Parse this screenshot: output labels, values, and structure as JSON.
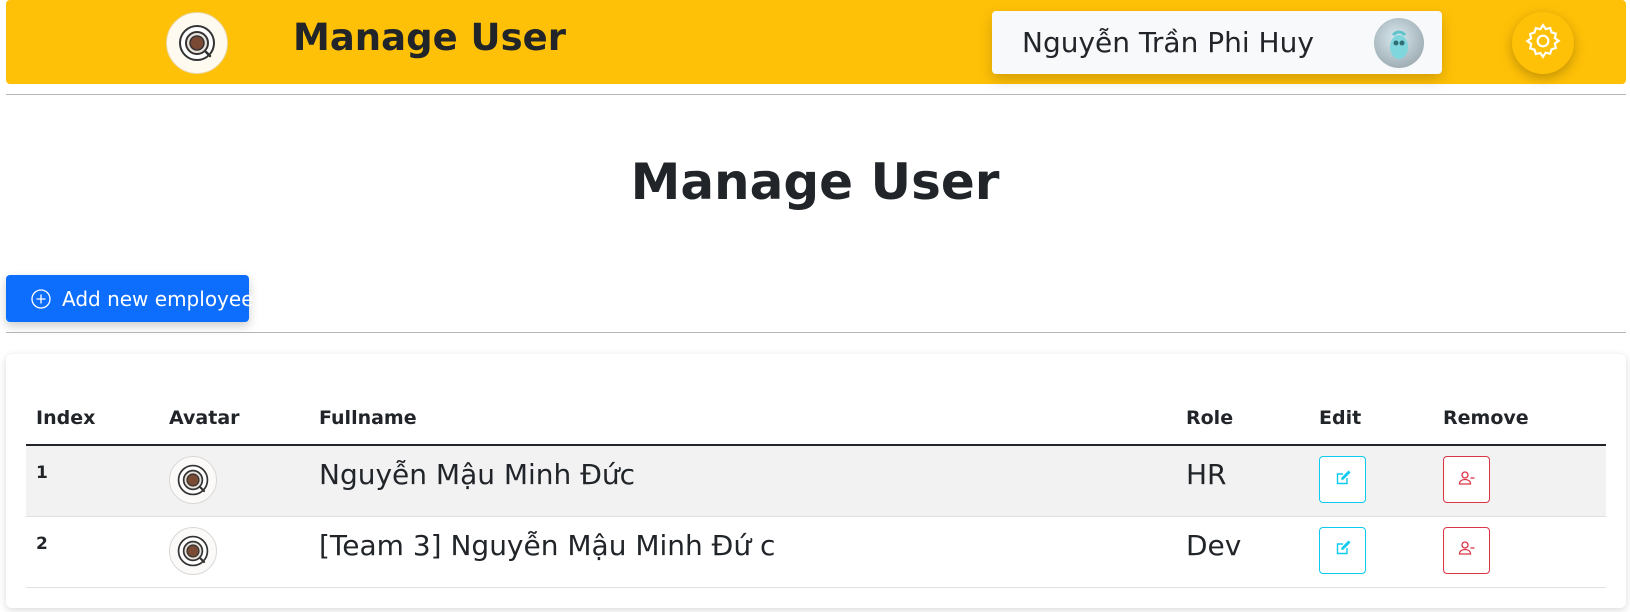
{
  "header": {
    "title": "Manage User",
    "user_name": "Nguyễn Trần Phi Huy",
    "logo_icon": "coffee-cup-icon",
    "settings_icon": "gear-icon",
    "accent_color": "#ffc107"
  },
  "main": {
    "title": "Manage User",
    "add_button_label": "Add new employee",
    "add_button_color": "#0d6efd"
  },
  "table": {
    "columns": [
      "Index",
      "Avatar",
      "Fullname",
      "Role",
      "Edit",
      "Remove"
    ],
    "rows": [
      {
        "index": "1",
        "fullname": "Nguyễn Mậu Minh Đức",
        "role": "HR"
      },
      {
        "index": "2",
        "fullname": "[Team 3] Nguyễn Mậu Minh Đứ c",
        "role": "Dev"
      }
    ],
    "edit_icon": "pencil-square-icon",
    "remove_icon": "person-dash-icon",
    "edit_color": "#0dcaf0",
    "remove_color": "#dc3545"
  }
}
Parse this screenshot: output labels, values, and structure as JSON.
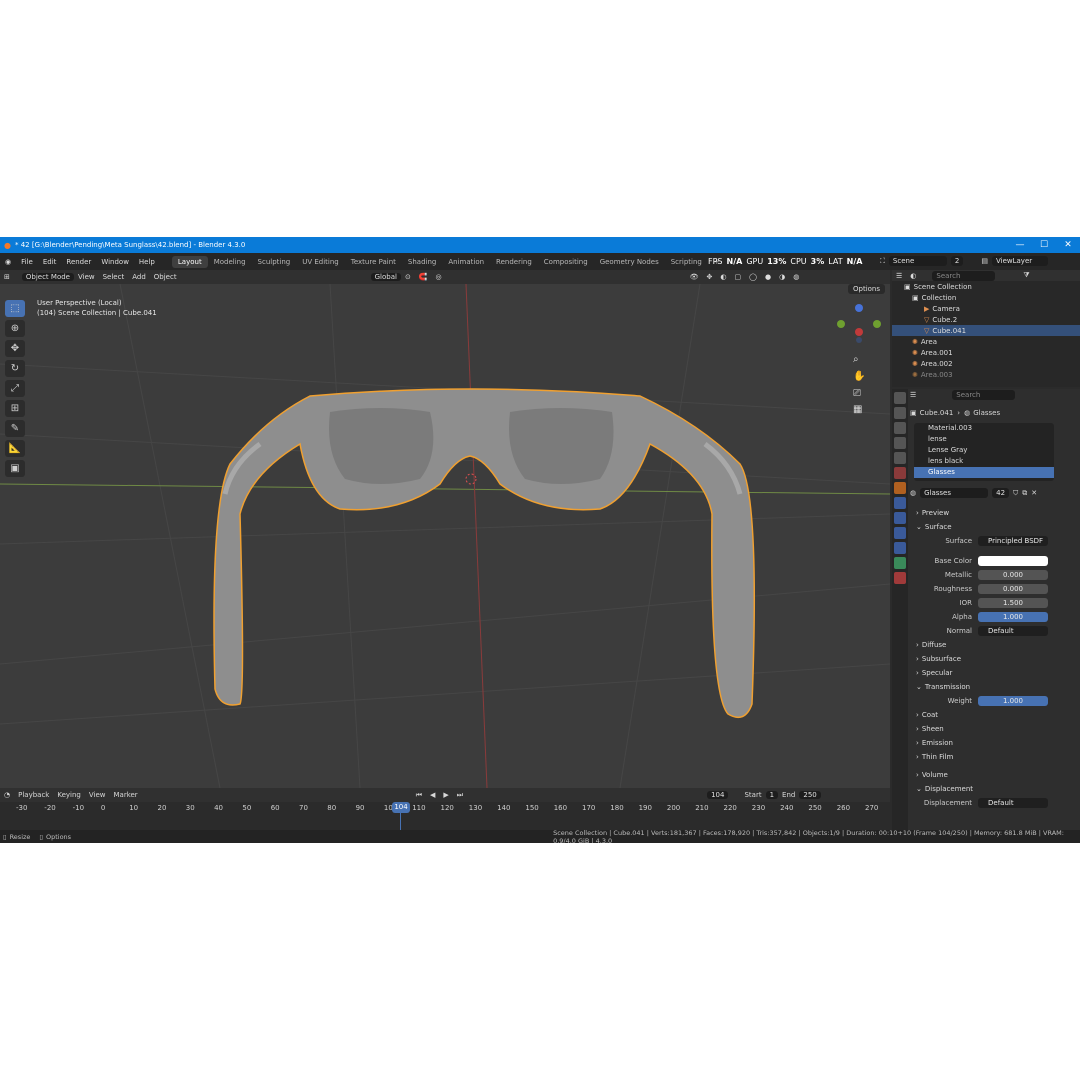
{
  "window": {
    "title": "* 42 [G:\\Blender\\Pending\\Meta Sunglass\\42.blend] - Blender 4.3.0"
  },
  "menu": [
    "File",
    "Edit",
    "Render",
    "Window",
    "Help"
  ],
  "workspaces": [
    "Layout",
    "Modeling",
    "Sculpting",
    "UV Editing",
    "Texture Paint",
    "Shading",
    "Animation",
    "Rendering",
    "Compositing",
    "Geometry Nodes",
    "Scripting",
    "+"
  ],
  "perf": {
    "fps_label": "FPS",
    "fps": "N/A",
    "gpu_label": "GPU",
    "gpu": "13%",
    "cpu_label": "CPU",
    "cpu": "3%",
    "lat_label": "LAT",
    "lat": "N/A"
  },
  "scene": {
    "name": "Scene",
    "users": "2",
    "view_layer": "ViewLayer"
  },
  "header": {
    "mode": "Object Mode",
    "view": "View",
    "select": "Select",
    "add": "Add",
    "object": "Object",
    "orientation": "Global",
    "options": "Options"
  },
  "viewport": {
    "perspective": "User Perspective (Local)",
    "collection_info": "(104) Scene Collection | Cube.041"
  },
  "outliner": {
    "search_placeholder": "Search",
    "items": [
      {
        "label": "Scene Collection"
      },
      {
        "label": "Collection"
      },
      {
        "label": "Camera"
      },
      {
        "label": "Cube.2"
      },
      {
        "label": "Cube.041"
      },
      {
        "label": "Area"
      },
      {
        "label": "Area.001"
      },
      {
        "label": "Area.002"
      },
      {
        "label": "Area.003"
      }
    ]
  },
  "properties": {
    "search_placeholder": "Search",
    "breadcrumb_object": "Cube.041",
    "breadcrumb_material": "Glasses",
    "materials": [
      "Material.003",
      "lense",
      "Lense Gray",
      "lens black",
      "Glasses"
    ],
    "active_material": "Glasses",
    "material_users": "42",
    "sections": {
      "preview": "Preview",
      "surface": "Surface",
      "diffuse": "Diffuse",
      "subsurface": "Subsurface",
      "specular": "Specular",
      "transmission": "Transmission",
      "coat": "Coat",
      "sheen": "Sheen",
      "emission": "Emission",
      "thin_film": "Thin Film",
      "volume": "Volume",
      "displacement": "Displacement"
    },
    "surface": {
      "label": "Surface",
      "value": "Principled BSDF"
    },
    "fields": [
      {
        "label": "Base Color",
        "value": ""
      },
      {
        "label": "Metallic",
        "value": "0.000"
      },
      {
        "label": "Roughness",
        "value": "0.000"
      },
      {
        "label": "IOR",
        "value": "1.500"
      },
      {
        "label": "Alpha",
        "value": "1.000"
      },
      {
        "label": "Normal",
        "value": "Default"
      }
    ],
    "weight": {
      "label": "Weight",
      "value": "1.000"
    },
    "displacement": {
      "label": "Displacement",
      "value": "Default"
    }
  },
  "timeline": {
    "playback": "Playback",
    "keying": "Keying",
    "view": "View",
    "marker": "Marker",
    "current_frame": "104",
    "start_label": "Start",
    "start": "1",
    "end_label": "End",
    "end": "250",
    "ticks": [
      "-30",
      "-20",
      "-10",
      "0",
      "10",
      "20",
      "30",
      "40",
      "50",
      "60",
      "70",
      "80",
      "90",
      "100",
      "110",
      "120",
      "130",
      "140",
      "150",
      "160",
      "170",
      "180",
      "190",
      "200",
      "210",
      "220",
      "230",
      "240",
      "250",
      "260",
      "270"
    ]
  },
  "status": {
    "resize": "Resize",
    "options": "Options",
    "stats": "Scene Collection | Cube.041 | Verts:181,367 | Faces:178,920 | Tris:357,842 | Objects:1/9 | Duration: 00:10+10 (Frame 104/250) | Memory: 681.8 MiB | VRAM: 0.9/4.0 GiB | 4.3.0"
  },
  "colors": {
    "accent": "#4772b3",
    "titlebar": "#0a7bd8",
    "selection_outline": "#f0a030"
  }
}
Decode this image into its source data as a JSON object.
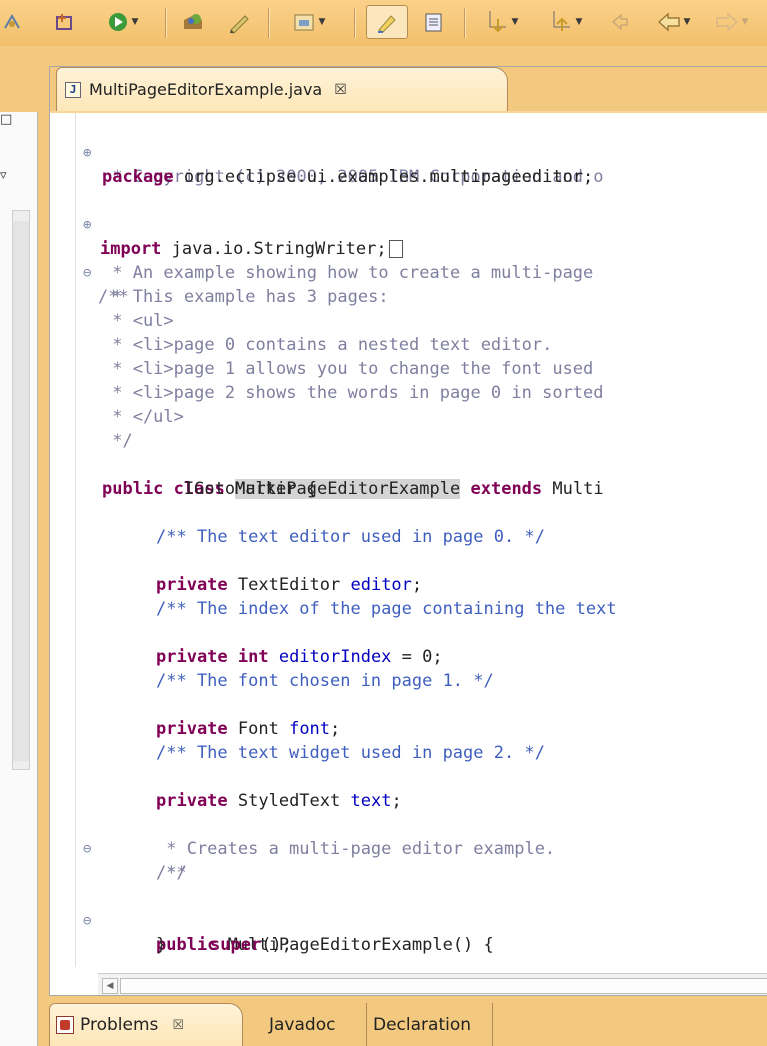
{
  "toolbar": {
    "items": [
      {
        "name": "build-icon"
      },
      {
        "name": "new-class-icon"
      },
      {
        "name": "run-icon"
      },
      {
        "name": "open-type-icon"
      },
      {
        "name": "edit-icon"
      },
      {
        "name": "open-perspective-icon"
      },
      {
        "name": "toggle-mark-occurrences-icon"
      },
      {
        "name": "show-source-icon"
      },
      {
        "name": "next-annotation-icon"
      },
      {
        "name": "previous-annotation-icon"
      },
      {
        "name": "last-edit-icon"
      },
      {
        "name": "back-icon"
      },
      {
        "name": "forward-icon"
      }
    ]
  },
  "left_panel": {
    "minimize_label": "□",
    "maximize_label": "▿"
  },
  "editor": {
    "tab_icon": "J",
    "tab_title": "MultiPageEditorExample.java",
    "tab_close": "☒",
    "lines": {
      "l1": " * Copyright (c) 2000, 2005 IBM Corporation and o",
      "l2_kw": "package",
      "l2_rest": " org.eclipse.ui.examples.multipageeditor;",
      "l3_kw": "import",
      "l3_rest": " java.io.StringWriter;",
      "l4": "/**",
      "l5": " * An example showing how to create a multi-page ",
      "l6": " * This example has 3 pages:",
      "l7": " * <ul>",
      "l8": " * <li>page 0 contains a nested text editor.",
      "l9": " * <li>page 1 allows you to change the font used ",
      "l10": " * <li>page 2 shows the words in page 0 in sorted",
      "l11": " * </ul>",
      "l12": " */",
      "l13_kw1": "public class",
      "l13_name": "MultiPageEditorExample",
      "l13_kw2": "extends",
      "l13_rest": " Multi",
      "l14": "        IGotoMarker {",
      "l15": "/** The text editor used in page 0. */",
      "l16_kw": "private",
      "l16_type": " TextEditor ",
      "l16_id": "editor",
      "l16_end": ";",
      "l17": "/** The index of the page containing the text",
      "l18_kw": "private int",
      "l18_id": " editorIndex",
      "l18_end": " = 0;",
      "l19": "/** The font chosen in page 1. */",
      "l20_kw": "private",
      "l20_type": " Font ",
      "l20_id": "font",
      "l20_end": ";",
      "l21": "/** The text widget used in page 2. */",
      "l22_kw": "private",
      "l22_type": " StyledText ",
      "l22_id": "text",
      "l22_end": ";",
      "l23": "/**",
      "l24": " * Creates a multi-page editor example.",
      "l25": " */",
      "l26_kw": "public",
      "l26_rest": " MultiPageEditorExample() {",
      "l27_kw": "super",
      "l27_rest": "();",
      "l28": "}"
    },
    "fold_markers": {
      "expand": "⊕",
      "collapse": "⊖"
    }
  },
  "bottom_tabs": {
    "problems": "Problems",
    "problems_close": "☒",
    "javadoc": "Javadoc",
    "declaration": "Declaration"
  },
  "colors": {
    "keyword": "#7f0055",
    "comment": "#3f5fbf",
    "javadoc": "#7f7f9f",
    "field": "#0000c0",
    "chrome": "#f3c97f"
  }
}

:::

Pictures in the records above are left out; print everything else exactly as written.

* **CORRECT RESULT**
Parse this screenshot: output labels, values, and structure as JSON.
{
  "header": {
    "title": "Manage User",
    "user_name": "Nguyễn Trần Phi Huy",
    "logo_icon": "coffee-cup-icon",
    "settings_icon": "gear-icon",
    "accent_color": "#ffc107"
  },
  "main": {
    "title": "Manage User",
    "add_button_label": "Add new employee",
    "add_button_color": "#0d6efd"
  },
  "table": {
    "columns": [
      "Index",
      "Avatar",
      "Fullname",
      "Role",
      "Edit",
      "Remove"
    ],
    "rows": [
      {
        "index": "1",
        "fullname": "Nguyễn Mậu Minh Đức",
        "role": "HR"
      },
      {
        "index": "2",
        "fullname": "[Team 3] Nguyễn Mậu Minh Đứ c",
        "role": "Dev"
      }
    ],
    "edit_icon": "pencil-square-icon",
    "remove_icon": "person-dash-icon",
    "edit_color": "#0dcaf0",
    "remove_color": "#dc3545"
  }
}
Parse this screenshot: output labels, values, and structure as JSON.
{
  "window": {
    "title": "* 42 [G:\\Blender\\Pending\\Meta Sunglass\\42.blend] - Blender 4.3.0"
  },
  "menu": [
    "File",
    "Edit",
    "Render",
    "Window",
    "Help"
  ],
  "workspaces": [
    "Layout",
    "Modeling",
    "Sculpting",
    "UV Editing",
    "Texture Paint",
    "Shading",
    "Animation",
    "Rendering",
    "Compositing",
    "Geometry Nodes",
    "Scripting",
    "+"
  ],
  "perf": {
    "fps_label": "FPS",
    "fps": "N/A",
    "gpu_label": "GPU",
    "gpu": "13%",
    "cpu_label": "CPU",
    "cpu": "3%",
    "lat_label": "LAT",
    "lat": "N/A"
  },
  "scene": {
    "name": "Scene",
    "users": "2",
    "view_layer": "ViewLayer"
  },
  "header": {
    "mode": "Object Mode",
    "view": "View",
    "select": "Select",
    "add": "Add",
    "object": "Object",
    "orientation": "Global",
    "options": "Options"
  },
  "viewport": {
    "perspective": "User Perspective (Local)",
    "collection_info": "(104) Scene Collection | Cube.041"
  },
  "outliner": {
    "search_placeholder": "Search",
    "items": [
      {
        "label": "Scene Collection"
      },
      {
        "label": "Collection"
      },
      {
        "label": "Camera"
      },
      {
        "label": "Cube.2"
      },
      {
        "label": "Cube.041"
      },
      {
        "label": "Area"
      },
      {
        "label": "Area.001"
      },
      {
        "label": "Area.002"
      },
      {
        "label": "Area.003"
      }
    ]
  },
  "properties": {
    "search_placeholder": "Search",
    "breadcrumb_object": "Cube.041",
    "breadcrumb_material": "Glasses",
    "materials": [
      "Material.003",
      "lense",
      "Lense Gray",
      "lens black",
      "Glasses"
    ],
    "active_material": "Glasses",
    "material_users": "42",
    "sections": {
      "preview": "Preview",
      "surface": "Surface",
      "diffuse": "Diffuse",
      "subsurface": "Subsurface",
      "specular": "Specular",
      "transmission": "Transmission",
      "coat": "Coat",
      "sheen": "Sheen",
      "emission": "Emission",
      "thin_film": "Thin Film",
      "volume": "Volume",
      "displacement": "Displacement"
    },
    "surface": {
      "label": "Surface",
      "value": "Principled BSDF"
    },
    "fields": [
      {
        "label": "Base Color",
        "value": ""
      },
      {
        "label": "Metallic",
        "value": "0.000"
      },
      {
        "label": "Roughness",
        "value": "0.000"
      },
      {
        "label": "IOR",
        "value": "1.500"
      },
      {
        "label": "Alpha",
        "value": "1.000"
      },
      {
        "label": "Normal",
        "value": "Default"
      }
    ],
    "weight": {
      "label": "Weight",
      "value": "1.000"
    },
    "displacement": {
      "label": "Displacement",
      "value": "Default"
    }
  },
  "timeline": {
    "playback": "Playback",
    "keying": "Keying",
    "view": "View",
    "marker": "Marker",
    "current_frame": "104",
    "start_label": "Start",
    "start": "1",
    "end_label": "End",
    "end": "250",
    "ticks": [
      "-30",
      "-20",
      "-10",
      "0",
      "10",
      "20",
      "30",
      "40",
      "50",
      "60",
      "70",
      "80",
      "90",
      "100",
      "110",
      "120",
      "130",
      "140",
      "150",
      "160",
      "170",
      "180",
      "190",
      "200",
      "210",
      "220",
      "230",
      "240",
      "250",
      "260",
      "270"
    ]
  },
  "status": {
    "resize": "Resize",
    "options": "Options",
    "stats": "Scene Collection | Cube.041 | Verts:181,367 | Faces:178,920 | Tris:357,842 | Objects:1/9 | Duration: 00:10+10 (Frame 104/250) | Memory: 681.8 MiB | VRAM: 0.9/4.0 GiB | 4.3.0"
  },
  "colors": {
    "accent": "#4772b3",
    "titlebar": "#0a7bd8",
    "selection_outline": "#f0a030"
  }
}
Decode this image into its source data as a JSON object.
{
  "toolbar": {
    "items": [
      {
        "name": "build-icon"
      },
      {
        "name": "new-class-icon"
      },
      {
        "name": "run-icon"
      },
      {
        "name": "open-type-icon"
      },
      {
        "name": "edit-icon"
      },
      {
        "name": "open-perspective-icon"
      },
      {
        "name": "toggle-mark-occurrences-icon"
      },
      {
        "name": "show-source-icon"
      },
      {
        "name": "next-annotation-icon"
      },
      {
        "name": "previous-annotation-icon"
      },
      {
        "name": "last-edit-icon"
      },
      {
        "name": "back-icon"
      },
      {
        "name": "forward-icon"
      }
    ]
  },
  "left_panel": {
    "minimize_label": "□",
    "maximize_label": "▿"
  },
  "editor": {
    "tab_icon": "J",
    "tab_title": "MultiPageEditorExample.java",
    "tab_close": "☒",
    "lines": {
      "l1": " * Copyright (c) 2000, 2005 IBM Corporation and o",
      "l2_kw": "package",
      "l2_rest": " org.eclipse.ui.examples.multipageeditor;",
      "l3_kw": "import",
      "l3_rest": " java.io.StringWriter;",
      "l4": "/**",
      "l5": " * An example showing how to create a multi-page ",
      "l6": " * This example has 3 pages:",
      "l7": " * <ul>",
      "l8": " * <li>page 0 contains a nested text editor.",
      "l9": " * <li>page 1 allows you to change the font used ",
      "l10": " * <li>page 2 shows the words in page 0 in sorted",
      "l11": " * </ul>",
      "l12": " */",
      "l13_kw1": "public class",
      "l13_name": "MultiPageEditorExample",
      "l13_kw2": "extends",
      "l13_rest": " Multi",
      "l14": "        IGotoMarker {",
      "l15": "/** The text editor used in page 0. */",
      "l16_kw": "private",
      "l16_type": " TextEditor ",
      "l16_id": "editor",
      "l16_end": ";",
      "l17": "/** The index of the page containing the text",
      "l18_kw": "private int",
      "l18_id": " editorIndex",
      "l18_end": " = 0;",
      "l19": "/** The font chosen in page 1. */",
      "l20_kw": "private",
      "l20_type": " Font ",
      "l20_id": "font",
      "l20_end": ";",
      "l21": "/** The text widget used in page 2. */",
      "l22_kw": "private",
      "l22_type": " StyledText ",
      "l22_id": "text",
      "l22_end": ";",
      "l23": "/**",
      "l24": " * Creates a multi-page editor example.",
      "l25": " */",
      "l26_kw": "public",
      "l26_rest": " MultiPageEditorExample() {",
      "l27_kw": "super",
      "l27_rest": "();",
      "l28": "}"
    },
    "fold_markers": {
      "expand": "⊕",
      "collapse": "⊖"
    }
  },
  "bottom_tabs": {
    "problems": "Problems",
    "problems_close": "☒",
    "javadoc": "Javadoc",
    "declaration": "Declaration"
  },
  "colors": {
    "keyword": "#7f0055",
    "comment": "#3f5fbf",
    "javadoc": "#7f7f9f",
    "field": "#0000c0",
    "chrome": "#f3c97f"
  }
}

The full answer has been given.